* _EXERCISE DETAILS_
Go through the listing beneath this task and return every line that carries the string "STREET".
● ● ● ●
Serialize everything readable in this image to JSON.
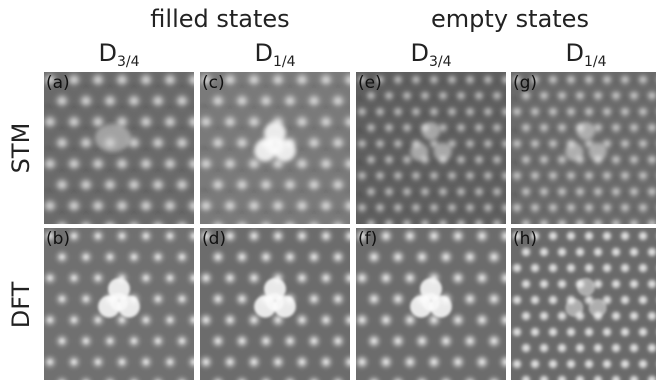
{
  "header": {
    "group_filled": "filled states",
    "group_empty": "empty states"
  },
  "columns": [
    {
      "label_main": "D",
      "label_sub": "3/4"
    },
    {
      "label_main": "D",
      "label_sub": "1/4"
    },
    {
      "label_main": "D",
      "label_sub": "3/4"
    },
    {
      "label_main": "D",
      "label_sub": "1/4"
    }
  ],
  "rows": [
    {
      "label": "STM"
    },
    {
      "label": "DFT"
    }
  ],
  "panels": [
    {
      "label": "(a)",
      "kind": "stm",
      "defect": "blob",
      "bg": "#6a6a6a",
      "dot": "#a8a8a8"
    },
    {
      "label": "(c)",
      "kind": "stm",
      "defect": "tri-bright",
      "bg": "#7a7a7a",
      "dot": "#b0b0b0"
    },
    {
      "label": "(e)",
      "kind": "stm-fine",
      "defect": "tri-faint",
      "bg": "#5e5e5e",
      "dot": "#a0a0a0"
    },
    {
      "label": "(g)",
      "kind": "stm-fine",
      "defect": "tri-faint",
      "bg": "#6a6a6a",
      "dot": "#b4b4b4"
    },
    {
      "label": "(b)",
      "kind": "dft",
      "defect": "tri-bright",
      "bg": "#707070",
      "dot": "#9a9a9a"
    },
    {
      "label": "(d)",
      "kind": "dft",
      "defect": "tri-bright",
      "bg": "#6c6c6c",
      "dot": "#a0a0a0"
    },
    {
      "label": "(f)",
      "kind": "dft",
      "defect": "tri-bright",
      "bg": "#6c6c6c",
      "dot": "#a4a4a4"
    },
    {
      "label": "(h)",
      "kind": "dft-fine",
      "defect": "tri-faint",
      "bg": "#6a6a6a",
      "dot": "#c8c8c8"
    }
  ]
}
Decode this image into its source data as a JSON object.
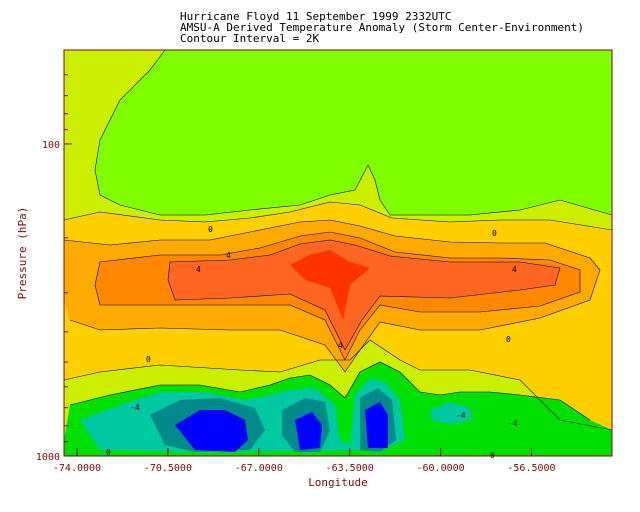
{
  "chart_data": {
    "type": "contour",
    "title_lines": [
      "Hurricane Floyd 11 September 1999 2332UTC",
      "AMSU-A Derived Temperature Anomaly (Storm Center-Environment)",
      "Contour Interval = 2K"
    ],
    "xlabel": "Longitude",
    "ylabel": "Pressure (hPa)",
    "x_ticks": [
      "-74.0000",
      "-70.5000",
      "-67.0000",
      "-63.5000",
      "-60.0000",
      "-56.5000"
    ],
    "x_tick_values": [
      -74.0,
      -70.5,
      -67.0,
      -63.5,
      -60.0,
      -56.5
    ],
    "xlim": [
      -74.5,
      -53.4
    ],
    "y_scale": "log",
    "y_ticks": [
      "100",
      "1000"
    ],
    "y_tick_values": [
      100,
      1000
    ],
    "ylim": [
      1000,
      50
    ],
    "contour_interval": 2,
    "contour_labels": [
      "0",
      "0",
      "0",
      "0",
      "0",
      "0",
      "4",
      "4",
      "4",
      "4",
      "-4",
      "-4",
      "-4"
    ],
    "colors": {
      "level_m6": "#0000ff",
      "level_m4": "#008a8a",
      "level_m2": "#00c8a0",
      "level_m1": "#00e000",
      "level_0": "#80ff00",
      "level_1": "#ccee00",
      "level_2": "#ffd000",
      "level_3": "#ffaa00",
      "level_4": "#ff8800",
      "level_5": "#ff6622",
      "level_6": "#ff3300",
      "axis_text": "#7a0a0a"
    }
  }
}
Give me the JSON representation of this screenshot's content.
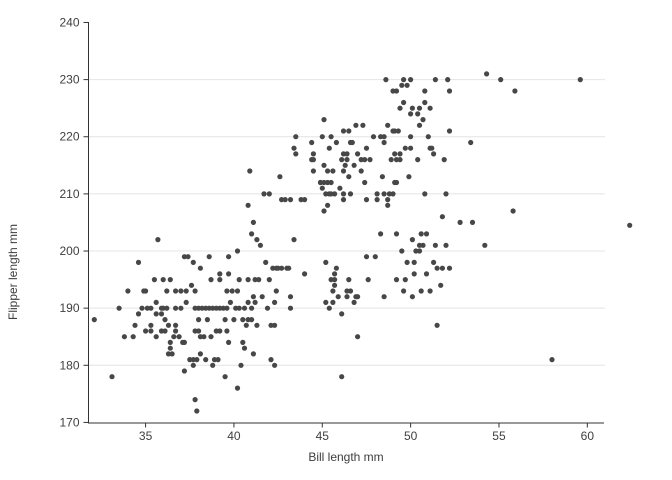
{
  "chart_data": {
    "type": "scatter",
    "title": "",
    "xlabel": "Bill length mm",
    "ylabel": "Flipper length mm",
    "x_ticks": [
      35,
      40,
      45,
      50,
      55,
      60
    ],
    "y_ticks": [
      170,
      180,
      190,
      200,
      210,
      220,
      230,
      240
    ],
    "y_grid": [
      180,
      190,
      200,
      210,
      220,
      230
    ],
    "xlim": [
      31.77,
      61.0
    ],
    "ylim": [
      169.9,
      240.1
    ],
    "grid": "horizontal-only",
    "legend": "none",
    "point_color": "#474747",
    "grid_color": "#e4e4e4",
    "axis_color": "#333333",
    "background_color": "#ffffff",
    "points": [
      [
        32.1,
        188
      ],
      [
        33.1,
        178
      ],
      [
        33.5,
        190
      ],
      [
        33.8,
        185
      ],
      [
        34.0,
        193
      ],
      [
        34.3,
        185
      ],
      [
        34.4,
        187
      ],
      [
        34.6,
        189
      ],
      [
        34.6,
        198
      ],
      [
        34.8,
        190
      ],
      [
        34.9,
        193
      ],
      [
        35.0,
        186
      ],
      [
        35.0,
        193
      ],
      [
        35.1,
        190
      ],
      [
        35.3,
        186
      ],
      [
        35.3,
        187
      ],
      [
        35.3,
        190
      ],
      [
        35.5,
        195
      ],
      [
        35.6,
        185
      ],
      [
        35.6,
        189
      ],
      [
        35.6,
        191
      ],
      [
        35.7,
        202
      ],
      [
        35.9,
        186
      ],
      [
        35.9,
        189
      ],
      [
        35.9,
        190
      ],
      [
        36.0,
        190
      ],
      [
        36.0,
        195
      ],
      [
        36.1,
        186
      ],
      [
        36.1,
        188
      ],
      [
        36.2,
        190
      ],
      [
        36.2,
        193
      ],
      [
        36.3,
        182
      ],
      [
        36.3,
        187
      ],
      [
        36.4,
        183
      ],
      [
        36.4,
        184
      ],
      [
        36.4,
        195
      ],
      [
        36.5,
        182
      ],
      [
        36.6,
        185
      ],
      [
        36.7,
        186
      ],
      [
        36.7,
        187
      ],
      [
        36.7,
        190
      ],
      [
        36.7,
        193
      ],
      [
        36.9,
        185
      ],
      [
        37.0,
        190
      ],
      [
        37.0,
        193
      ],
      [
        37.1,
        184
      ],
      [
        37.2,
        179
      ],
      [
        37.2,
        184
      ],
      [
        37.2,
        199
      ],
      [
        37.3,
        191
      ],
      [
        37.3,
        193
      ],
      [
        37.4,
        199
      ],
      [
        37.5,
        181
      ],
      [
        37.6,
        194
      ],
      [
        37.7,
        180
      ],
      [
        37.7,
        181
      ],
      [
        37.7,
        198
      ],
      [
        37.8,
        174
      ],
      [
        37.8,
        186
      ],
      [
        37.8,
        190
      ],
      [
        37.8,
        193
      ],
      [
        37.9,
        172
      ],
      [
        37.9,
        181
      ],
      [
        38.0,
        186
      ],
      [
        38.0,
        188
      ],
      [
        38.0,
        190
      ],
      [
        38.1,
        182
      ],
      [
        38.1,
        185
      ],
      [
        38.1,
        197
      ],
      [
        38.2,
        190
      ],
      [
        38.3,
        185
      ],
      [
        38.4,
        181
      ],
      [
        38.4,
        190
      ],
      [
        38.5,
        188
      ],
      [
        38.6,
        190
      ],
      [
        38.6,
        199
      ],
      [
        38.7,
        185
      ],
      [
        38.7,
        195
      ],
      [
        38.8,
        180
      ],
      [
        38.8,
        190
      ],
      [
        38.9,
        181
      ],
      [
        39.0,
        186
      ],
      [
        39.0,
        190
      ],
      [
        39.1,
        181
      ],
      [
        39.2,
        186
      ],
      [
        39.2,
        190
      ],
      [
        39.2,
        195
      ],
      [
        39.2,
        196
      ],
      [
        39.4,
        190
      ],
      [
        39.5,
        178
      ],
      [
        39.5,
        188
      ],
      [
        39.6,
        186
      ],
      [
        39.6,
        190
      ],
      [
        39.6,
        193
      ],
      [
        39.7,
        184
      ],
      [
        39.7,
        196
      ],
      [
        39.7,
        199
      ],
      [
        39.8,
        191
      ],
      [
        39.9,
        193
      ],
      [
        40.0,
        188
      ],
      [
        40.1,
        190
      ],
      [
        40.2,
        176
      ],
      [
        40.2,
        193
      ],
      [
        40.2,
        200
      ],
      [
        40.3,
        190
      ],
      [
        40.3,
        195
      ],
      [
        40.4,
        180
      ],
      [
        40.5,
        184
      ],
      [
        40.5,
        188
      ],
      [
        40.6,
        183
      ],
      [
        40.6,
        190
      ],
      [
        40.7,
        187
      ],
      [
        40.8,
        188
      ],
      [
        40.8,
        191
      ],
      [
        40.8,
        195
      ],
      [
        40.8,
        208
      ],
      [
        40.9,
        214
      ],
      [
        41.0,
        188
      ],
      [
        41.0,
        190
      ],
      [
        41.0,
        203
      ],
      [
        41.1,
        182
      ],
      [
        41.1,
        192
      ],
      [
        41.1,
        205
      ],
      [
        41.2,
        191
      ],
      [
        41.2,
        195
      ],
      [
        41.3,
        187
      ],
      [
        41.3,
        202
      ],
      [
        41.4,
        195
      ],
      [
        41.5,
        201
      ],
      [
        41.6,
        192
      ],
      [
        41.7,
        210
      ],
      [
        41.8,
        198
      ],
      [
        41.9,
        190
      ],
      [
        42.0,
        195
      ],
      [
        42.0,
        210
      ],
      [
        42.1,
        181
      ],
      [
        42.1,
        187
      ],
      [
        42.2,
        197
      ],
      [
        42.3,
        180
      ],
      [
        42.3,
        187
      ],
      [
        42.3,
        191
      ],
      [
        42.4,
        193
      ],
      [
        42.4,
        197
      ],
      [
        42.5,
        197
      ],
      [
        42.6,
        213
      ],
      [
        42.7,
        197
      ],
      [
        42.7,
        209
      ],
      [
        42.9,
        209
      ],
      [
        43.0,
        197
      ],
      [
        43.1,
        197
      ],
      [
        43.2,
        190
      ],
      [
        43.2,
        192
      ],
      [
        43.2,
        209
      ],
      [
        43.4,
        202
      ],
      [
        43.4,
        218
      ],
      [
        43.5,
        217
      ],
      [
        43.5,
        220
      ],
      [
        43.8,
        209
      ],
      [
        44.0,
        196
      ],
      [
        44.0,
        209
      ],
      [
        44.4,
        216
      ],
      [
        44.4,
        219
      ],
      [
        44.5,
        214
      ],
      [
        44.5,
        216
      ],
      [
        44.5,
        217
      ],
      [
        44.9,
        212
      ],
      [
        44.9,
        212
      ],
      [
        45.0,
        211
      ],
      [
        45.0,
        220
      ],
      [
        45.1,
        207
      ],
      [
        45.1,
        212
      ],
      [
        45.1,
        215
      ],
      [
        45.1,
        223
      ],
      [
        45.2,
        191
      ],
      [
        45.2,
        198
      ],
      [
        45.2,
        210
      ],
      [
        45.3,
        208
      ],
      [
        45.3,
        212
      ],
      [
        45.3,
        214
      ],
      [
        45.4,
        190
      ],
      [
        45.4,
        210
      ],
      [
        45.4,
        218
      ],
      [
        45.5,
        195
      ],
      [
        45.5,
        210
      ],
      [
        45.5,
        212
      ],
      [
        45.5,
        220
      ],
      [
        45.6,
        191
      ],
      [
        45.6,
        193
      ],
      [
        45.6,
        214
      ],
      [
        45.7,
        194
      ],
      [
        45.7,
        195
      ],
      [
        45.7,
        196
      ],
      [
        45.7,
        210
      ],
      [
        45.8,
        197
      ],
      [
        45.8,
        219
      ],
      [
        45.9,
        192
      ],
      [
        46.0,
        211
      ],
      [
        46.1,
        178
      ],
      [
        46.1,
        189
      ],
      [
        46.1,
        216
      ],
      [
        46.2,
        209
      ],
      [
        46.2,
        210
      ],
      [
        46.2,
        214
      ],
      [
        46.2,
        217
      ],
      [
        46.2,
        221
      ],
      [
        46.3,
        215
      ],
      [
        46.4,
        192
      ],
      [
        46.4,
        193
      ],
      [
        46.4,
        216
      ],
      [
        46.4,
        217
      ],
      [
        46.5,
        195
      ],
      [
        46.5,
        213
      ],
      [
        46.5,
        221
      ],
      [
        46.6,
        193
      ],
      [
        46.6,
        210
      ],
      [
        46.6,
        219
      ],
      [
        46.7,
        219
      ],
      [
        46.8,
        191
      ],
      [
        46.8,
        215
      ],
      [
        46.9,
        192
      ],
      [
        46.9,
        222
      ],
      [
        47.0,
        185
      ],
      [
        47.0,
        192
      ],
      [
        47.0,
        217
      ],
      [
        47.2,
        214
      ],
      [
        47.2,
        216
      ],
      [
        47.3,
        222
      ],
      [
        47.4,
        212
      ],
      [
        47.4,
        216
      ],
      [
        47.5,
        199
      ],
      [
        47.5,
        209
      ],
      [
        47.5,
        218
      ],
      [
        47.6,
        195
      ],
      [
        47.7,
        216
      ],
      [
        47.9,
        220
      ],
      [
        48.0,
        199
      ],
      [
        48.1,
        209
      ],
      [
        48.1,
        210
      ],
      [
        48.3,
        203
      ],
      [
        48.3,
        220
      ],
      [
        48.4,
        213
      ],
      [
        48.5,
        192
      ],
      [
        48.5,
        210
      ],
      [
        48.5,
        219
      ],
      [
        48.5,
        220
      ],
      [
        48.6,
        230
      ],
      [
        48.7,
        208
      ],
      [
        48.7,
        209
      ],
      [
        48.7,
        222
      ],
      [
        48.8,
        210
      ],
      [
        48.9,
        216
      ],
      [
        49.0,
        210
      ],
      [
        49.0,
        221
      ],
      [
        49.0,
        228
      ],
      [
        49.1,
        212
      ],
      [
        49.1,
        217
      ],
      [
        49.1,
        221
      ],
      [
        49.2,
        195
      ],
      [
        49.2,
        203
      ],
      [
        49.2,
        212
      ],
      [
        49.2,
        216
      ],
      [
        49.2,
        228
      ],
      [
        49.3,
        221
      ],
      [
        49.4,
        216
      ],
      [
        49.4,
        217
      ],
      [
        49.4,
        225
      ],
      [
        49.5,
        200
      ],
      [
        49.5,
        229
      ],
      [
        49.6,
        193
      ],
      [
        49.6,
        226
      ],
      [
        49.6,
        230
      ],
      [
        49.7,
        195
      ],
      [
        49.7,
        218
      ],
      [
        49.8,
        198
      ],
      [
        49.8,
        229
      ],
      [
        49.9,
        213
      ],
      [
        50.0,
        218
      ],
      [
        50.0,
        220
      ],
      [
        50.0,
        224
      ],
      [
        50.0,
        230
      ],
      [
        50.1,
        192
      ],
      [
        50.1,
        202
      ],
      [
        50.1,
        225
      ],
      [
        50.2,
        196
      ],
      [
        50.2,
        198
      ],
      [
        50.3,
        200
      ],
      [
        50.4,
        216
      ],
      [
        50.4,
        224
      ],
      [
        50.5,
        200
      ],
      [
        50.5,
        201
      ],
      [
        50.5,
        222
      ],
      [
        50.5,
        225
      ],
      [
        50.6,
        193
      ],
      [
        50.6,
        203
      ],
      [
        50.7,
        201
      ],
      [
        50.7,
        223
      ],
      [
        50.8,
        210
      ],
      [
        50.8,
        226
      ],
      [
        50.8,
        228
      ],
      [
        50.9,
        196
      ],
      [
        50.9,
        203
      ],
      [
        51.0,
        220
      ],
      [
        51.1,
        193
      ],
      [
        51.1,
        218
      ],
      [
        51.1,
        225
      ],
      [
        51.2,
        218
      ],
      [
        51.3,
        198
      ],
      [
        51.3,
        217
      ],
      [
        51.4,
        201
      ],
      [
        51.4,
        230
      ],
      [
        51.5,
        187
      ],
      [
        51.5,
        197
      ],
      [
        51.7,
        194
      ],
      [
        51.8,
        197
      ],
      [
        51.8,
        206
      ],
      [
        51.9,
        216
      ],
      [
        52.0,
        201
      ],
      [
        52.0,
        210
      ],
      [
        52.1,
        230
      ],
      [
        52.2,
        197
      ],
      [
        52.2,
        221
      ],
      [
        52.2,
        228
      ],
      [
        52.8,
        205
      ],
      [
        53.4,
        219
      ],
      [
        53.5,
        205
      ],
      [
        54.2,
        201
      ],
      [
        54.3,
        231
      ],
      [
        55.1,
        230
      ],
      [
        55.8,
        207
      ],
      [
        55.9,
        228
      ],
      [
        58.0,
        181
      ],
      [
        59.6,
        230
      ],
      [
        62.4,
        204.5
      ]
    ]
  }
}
● ● ● ●
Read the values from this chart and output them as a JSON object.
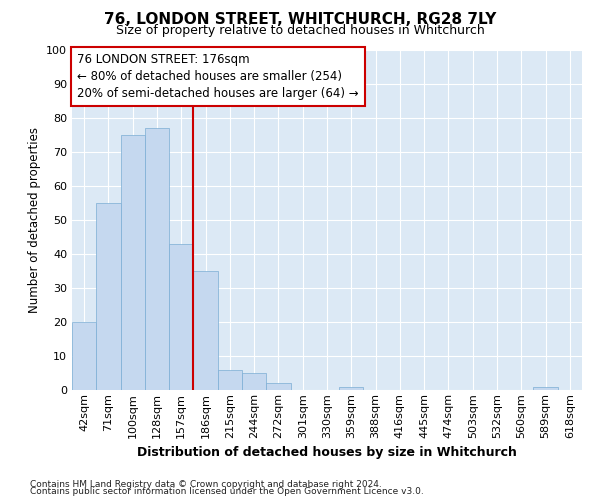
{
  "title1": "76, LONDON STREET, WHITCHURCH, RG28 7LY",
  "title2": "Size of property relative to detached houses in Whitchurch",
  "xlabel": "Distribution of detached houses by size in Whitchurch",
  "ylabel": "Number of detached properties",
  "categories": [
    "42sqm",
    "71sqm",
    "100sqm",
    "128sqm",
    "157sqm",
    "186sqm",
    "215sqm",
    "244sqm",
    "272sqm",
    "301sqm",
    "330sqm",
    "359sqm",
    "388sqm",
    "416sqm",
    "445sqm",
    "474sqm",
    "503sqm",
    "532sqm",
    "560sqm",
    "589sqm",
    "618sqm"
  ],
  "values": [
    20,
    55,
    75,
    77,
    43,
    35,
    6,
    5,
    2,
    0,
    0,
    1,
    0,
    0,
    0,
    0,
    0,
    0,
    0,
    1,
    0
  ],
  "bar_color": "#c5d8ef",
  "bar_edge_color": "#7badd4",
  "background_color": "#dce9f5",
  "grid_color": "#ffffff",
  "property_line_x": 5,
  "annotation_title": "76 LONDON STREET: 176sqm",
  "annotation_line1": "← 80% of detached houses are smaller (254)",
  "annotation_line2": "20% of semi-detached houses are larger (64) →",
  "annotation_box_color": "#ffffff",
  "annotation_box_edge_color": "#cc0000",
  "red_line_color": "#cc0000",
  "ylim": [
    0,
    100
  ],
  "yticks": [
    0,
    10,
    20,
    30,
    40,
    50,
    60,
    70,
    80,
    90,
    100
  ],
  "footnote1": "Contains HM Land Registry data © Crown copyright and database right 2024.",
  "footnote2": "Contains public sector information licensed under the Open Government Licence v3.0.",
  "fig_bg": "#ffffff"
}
● ● ● ●
* _TASK ANSWER_
  "title1": "76, LONDON STREET, WHITCHURCH, RG28 7LY",
  "annotation_title": "76 LONDON STREET: 176sqm",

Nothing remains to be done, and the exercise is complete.